The exercise: Write out each line of the listing as it stands, without the images.

Data to use:

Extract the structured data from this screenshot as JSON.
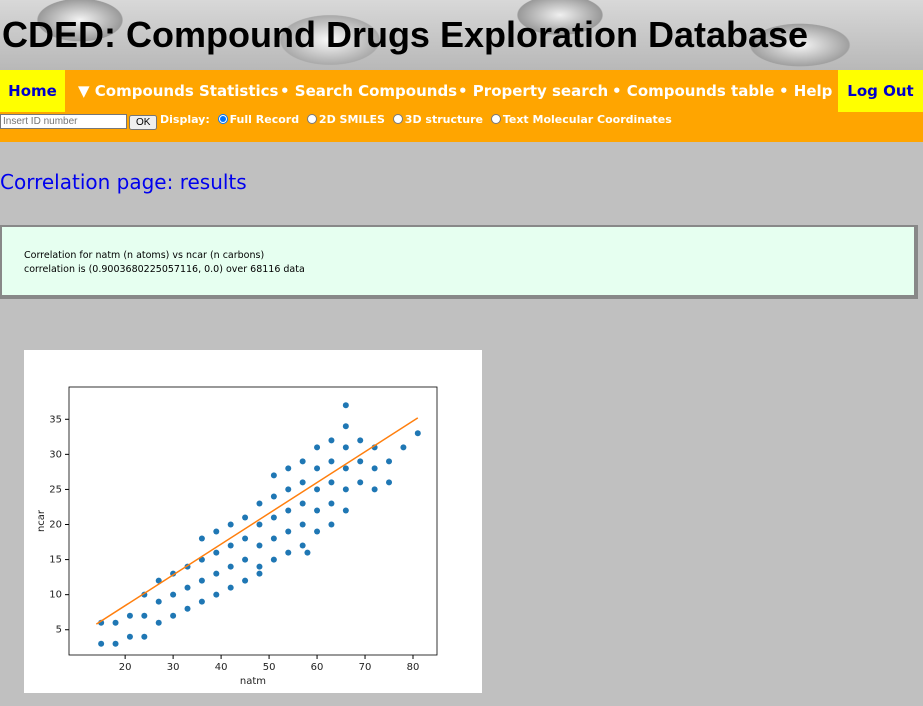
{
  "header": {
    "title": "CDED: Compound Drugs Exploration Database"
  },
  "nav": {
    "items": [
      "Home",
      "▼ Compounds Statistics",
      "• Search Compounds",
      "• Property search",
      "• Compounds table",
      "• Help",
      "Log Out"
    ]
  },
  "toolbar": {
    "input_placeholder": "Insert ID number",
    "button": "OK",
    "display_label": "Display:",
    "options": [
      "Full Record",
      "2D SMILES",
      "3D structure",
      "Text Molecular Coordinates"
    ]
  },
  "page_title": "Correlation page: results",
  "result": {
    "lines": [
      "Correlation for natm (n atoms) vs ncar (n carbons)",
      "correlation is (0.9003680225057116, 0.0) over 68116 data"
    ]
  },
  "chart_data": {
    "type": "scatter",
    "x_label": "natm",
    "y_label": "ncar",
    "xlim": [
      8.3,
      85
    ],
    "ylim": [
      1.4,
      39.6
    ],
    "xticks": [
      20,
      30,
      40,
      50,
      60,
      70,
      80
    ],
    "yticks": [
      5,
      10,
      15,
      20,
      25,
      30,
      35
    ],
    "series": [
      {
        "type": "scatter",
        "color": "#1f77b4",
        "x": [
          15,
          15,
          18,
          18,
          21,
          21,
          24,
          24,
          24,
          27,
          27,
          27,
          30,
          30,
          30,
          33,
          33,
          33,
          36,
          36,
          36,
          36,
          39,
          39,
          39,
          39,
          42,
          42,
          42,
          42,
          45,
          45,
          45,
          45,
          48,
          48,
          48,
          48,
          51,
          51,
          51,
          51,
          51,
          54,
          54,
          54,
          54,
          54,
          57,
          57,
          57,
          57,
          57,
          60,
          60,
          60,
          60,
          60,
          63,
          63,
          63,
          63,
          63,
          66,
          66,
          66,
          66,
          66,
          66,
          69,
          69,
          69,
          72,
          72,
          72,
          75,
          75,
          78,
          81,
          58,
          48
        ],
        "values": [
          3,
          6,
          3,
          6,
          4,
          7,
          4,
          7,
          10,
          6,
          9,
          12,
          7,
          10,
          13,
          8,
          11,
          14,
          9,
          12,
          15,
          18,
          10,
          13,
          16,
          19,
          11,
          14,
          17,
          20,
          12,
          15,
          18,
          21,
          14,
          17,
          20,
          23,
          15,
          18,
          21,
          24,
          27,
          16,
          19,
          22,
          25,
          28,
          17,
          20,
          23,
          26,
          29,
          19,
          22,
          25,
          28,
          31,
          20,
          23,
          26,
          29,
          32,
          22,
          25,
          28,
          31,
          34,
          37,
          26,
          29,
          32,
          25,
          28,
          31,
          26,
          29,
          31,
          33,
          16,
          13
        ]
      },
      {
        "type": "line",
        "color": "#ff7f0e",
        "x": [
          14,
          81
        ],
        "values": [
          5.8,
          35.2
        ]
      }
    ]
  }
}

Output for this task:
Extract the structured data from this screenshot as JSON.
{
  "header": {
    "title": "CDED: Compound Drugs Exploration Database"
  },
  "nav": {
    "items": [
      "Home",
      "▼ Compounds Statistics",
      "• Search Compounds",
      "• Property search",
      "• Compounds table",
      "• Help",
      "Log Out"
    ]
  },
  "toolbar": {
    "input_placeholder": "Insert ID number",
    "button": "OK",
    "display_label": "Display:",
    "options": [
      "Full Record",
      "2D SMILES",
      "3D structure",
      "Text Molecular Coordinates"
    ]
  },
  "page_title": "Correlation page: results",
  "result": {
    "lines": [
      "Correlation for natm (n atoms) vs ncar (n carbons)",
      "correlation is (0.9003680225057116, 0.0) over 68116 data"
    ]
  },
  "chart_data": {
    "type": "scatter",
    "x_label": "natm",
    "y_label": "ncar",
    "xlim": [
      8.3,
      85
    ],
    "ylim": [
      1.4,
      39.6
    ],
    "xticks": [
      20,
      30,
      40,
      50,
      60,
      70,
      80
    ],
    "yticks": [
      5,
      10,
      15,
      20,
      25,
      30,
      35
    ],
    "series": [
      {
        "type": "scatter",
        "color": "#1f77b4",
        "x": [
          15,
          15,
          18,
          18,
          21,
          21,
          24,
          24,
          24,
          27,
          27,
          27,
          30,
          30,
          30,
          33,
          33,
          33,
          36,
          36,
          36,
          36,
          39,
          39,
          39,
          39,
          42,
          42,
          42,
          42,
          45,
          45,
          45,
          45,
          48,
          48,
          48,
          48,
          51,
          51,
          51,
          51,
          51,
          54,
          54,
          54,
          54,
          54,
          57,
          57,
          57,
          57,
          57,
          60,
          60,
          60,
          60,
          60,
          63,
          63,
          63,
          63,
          63,
          66,
          66,
          66,
          66,
          66,
          66,
          69,
          69,
          69,
          72,
          72,
          72,
          75,
          75,
          78,
          81,
          58,
          48
        ],
        "values": [
          3,
          6,
          3,
          6,
          4,
          7,
          4,
          7,
          10,
          6,
          9,
          12,
          7,
          10,
          13,
          8,
          11,
          14,
          9,
          12,
          15,
          18,
          10,
          13,
          16,
          19,
          11,
          14,
          17,
          20,
          12,
          15,
          18,
          21,
          14,
          17,
          20,
          23,
          15,
          18,
          21,
          24,
          27,
          16,
          19,
          22,
          25,
          28,
          17,
          20,
          23,
          26,
          29,
          19,
          22,
          25,
          28,
          31,
          20,
          23,
          26,
          29,
          32,
          22,
          25,
          28,
          31,
          34,
          37,
          26,
          29,
          32,
          25,
          28,
          31,
          26,
          29,
          31,
          33,
          16,
          13
        ]
      },
      {
        "type": "line",
        "color": "#ff7f0e",
        "x": [
          14,
          81
        ],
        "values": [
          5.8,
          35.2
        ]
      }
    ]
  }
}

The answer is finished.